Requirements | Identify every line in the records below that contains the word "cannot", and copy each of those lines.

(Records)
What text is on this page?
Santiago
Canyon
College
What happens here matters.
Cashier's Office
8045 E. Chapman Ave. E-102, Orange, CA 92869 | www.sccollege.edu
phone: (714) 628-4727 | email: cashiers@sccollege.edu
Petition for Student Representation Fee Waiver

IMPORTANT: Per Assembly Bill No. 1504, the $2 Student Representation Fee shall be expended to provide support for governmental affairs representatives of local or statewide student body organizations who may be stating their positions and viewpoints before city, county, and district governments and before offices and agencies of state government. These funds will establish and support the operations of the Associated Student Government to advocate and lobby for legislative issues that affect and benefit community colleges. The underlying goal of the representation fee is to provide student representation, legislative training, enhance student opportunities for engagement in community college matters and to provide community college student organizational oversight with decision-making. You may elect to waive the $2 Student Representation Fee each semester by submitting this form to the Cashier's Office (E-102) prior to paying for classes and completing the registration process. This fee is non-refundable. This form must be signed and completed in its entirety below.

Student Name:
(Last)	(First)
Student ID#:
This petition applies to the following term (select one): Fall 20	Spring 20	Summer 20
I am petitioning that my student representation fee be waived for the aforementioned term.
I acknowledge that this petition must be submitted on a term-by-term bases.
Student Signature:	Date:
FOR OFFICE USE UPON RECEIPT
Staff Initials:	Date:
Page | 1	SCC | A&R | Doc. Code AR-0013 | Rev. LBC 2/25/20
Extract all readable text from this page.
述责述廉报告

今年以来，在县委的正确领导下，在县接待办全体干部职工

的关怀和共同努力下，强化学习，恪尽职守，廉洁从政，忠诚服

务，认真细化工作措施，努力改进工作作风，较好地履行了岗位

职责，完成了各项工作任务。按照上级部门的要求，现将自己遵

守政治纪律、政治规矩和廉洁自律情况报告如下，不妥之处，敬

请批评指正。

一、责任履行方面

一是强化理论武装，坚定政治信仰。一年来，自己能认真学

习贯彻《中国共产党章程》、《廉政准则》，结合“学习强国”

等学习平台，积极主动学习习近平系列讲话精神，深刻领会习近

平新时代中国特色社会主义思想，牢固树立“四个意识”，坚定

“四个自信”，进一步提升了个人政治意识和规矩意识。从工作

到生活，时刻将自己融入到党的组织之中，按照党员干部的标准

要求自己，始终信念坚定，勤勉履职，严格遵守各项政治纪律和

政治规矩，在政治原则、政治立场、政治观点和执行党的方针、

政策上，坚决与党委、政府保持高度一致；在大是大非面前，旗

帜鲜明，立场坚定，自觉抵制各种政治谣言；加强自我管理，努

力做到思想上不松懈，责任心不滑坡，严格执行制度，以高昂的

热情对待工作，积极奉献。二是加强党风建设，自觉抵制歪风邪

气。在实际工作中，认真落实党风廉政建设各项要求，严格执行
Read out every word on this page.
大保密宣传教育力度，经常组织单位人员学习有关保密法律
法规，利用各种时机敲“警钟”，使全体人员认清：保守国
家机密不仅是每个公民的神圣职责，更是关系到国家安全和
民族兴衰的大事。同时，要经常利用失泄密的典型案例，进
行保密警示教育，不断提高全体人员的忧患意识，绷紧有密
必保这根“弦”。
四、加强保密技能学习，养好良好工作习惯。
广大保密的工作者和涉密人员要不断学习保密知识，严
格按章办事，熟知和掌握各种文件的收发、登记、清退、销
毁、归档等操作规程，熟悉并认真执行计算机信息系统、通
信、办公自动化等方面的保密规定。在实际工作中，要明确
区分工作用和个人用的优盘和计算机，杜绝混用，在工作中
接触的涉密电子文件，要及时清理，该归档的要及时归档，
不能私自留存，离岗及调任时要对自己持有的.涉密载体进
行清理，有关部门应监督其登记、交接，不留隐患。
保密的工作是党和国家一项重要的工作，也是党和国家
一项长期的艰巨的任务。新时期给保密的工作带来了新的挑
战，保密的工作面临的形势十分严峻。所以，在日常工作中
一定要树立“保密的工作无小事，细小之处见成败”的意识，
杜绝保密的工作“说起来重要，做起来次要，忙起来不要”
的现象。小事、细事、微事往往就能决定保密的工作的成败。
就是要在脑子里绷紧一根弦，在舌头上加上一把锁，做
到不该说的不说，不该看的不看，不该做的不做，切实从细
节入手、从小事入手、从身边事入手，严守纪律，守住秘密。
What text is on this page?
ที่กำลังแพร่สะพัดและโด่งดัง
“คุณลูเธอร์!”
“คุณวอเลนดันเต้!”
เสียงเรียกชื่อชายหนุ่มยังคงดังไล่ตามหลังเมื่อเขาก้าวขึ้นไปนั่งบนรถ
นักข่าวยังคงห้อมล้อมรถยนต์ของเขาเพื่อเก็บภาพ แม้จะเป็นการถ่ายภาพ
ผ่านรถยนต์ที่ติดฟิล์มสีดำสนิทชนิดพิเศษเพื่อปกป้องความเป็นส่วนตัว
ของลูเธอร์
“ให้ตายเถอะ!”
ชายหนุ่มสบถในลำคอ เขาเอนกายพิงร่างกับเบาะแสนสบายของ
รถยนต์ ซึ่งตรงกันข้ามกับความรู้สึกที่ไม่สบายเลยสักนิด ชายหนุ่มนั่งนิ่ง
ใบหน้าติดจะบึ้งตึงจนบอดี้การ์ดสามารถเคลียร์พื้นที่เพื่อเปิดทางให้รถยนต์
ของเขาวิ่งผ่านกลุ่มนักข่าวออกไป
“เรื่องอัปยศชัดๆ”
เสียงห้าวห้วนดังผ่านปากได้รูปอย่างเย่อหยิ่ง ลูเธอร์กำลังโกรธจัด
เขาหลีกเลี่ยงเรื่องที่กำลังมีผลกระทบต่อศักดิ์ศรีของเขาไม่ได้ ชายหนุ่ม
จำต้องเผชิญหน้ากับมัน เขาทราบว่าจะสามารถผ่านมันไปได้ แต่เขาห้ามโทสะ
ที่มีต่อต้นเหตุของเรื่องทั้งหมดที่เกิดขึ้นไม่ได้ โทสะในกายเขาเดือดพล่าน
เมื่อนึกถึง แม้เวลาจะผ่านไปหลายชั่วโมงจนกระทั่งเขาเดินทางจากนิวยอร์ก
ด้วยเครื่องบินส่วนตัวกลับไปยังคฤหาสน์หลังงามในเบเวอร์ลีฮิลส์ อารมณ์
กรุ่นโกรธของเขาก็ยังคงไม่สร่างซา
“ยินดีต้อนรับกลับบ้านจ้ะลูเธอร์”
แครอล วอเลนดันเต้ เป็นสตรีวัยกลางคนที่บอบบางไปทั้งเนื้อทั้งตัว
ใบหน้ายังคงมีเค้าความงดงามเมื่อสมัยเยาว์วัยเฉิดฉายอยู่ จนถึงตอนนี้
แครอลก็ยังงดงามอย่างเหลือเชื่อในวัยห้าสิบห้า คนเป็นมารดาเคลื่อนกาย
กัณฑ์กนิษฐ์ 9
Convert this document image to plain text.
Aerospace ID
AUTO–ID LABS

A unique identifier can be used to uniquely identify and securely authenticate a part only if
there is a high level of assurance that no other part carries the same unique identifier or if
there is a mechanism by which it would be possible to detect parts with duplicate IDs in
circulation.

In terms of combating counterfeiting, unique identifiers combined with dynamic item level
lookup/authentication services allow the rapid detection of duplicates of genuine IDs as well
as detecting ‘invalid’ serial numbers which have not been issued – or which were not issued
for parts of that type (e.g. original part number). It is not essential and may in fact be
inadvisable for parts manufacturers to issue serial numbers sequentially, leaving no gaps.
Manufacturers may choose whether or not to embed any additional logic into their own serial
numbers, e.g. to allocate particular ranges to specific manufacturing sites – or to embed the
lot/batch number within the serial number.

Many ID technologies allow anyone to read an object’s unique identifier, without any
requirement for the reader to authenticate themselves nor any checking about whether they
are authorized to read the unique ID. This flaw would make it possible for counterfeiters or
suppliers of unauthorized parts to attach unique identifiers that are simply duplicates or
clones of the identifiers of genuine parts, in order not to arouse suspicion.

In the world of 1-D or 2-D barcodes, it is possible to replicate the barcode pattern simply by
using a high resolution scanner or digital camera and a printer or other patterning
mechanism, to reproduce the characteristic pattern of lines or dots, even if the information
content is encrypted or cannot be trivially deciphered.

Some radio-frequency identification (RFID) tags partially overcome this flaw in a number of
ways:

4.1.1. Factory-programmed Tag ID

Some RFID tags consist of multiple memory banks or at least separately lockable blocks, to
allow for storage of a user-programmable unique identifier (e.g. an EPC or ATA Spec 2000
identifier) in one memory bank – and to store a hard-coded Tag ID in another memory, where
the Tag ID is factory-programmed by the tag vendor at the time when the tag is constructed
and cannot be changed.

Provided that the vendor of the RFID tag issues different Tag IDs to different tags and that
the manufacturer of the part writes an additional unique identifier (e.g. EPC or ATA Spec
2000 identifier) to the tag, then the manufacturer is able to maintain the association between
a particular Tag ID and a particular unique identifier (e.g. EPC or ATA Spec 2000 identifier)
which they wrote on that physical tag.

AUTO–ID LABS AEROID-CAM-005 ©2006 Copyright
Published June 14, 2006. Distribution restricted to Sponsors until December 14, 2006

Written reply |
content is encrypted or cannot be trivially deciphered.
and cannot be changed.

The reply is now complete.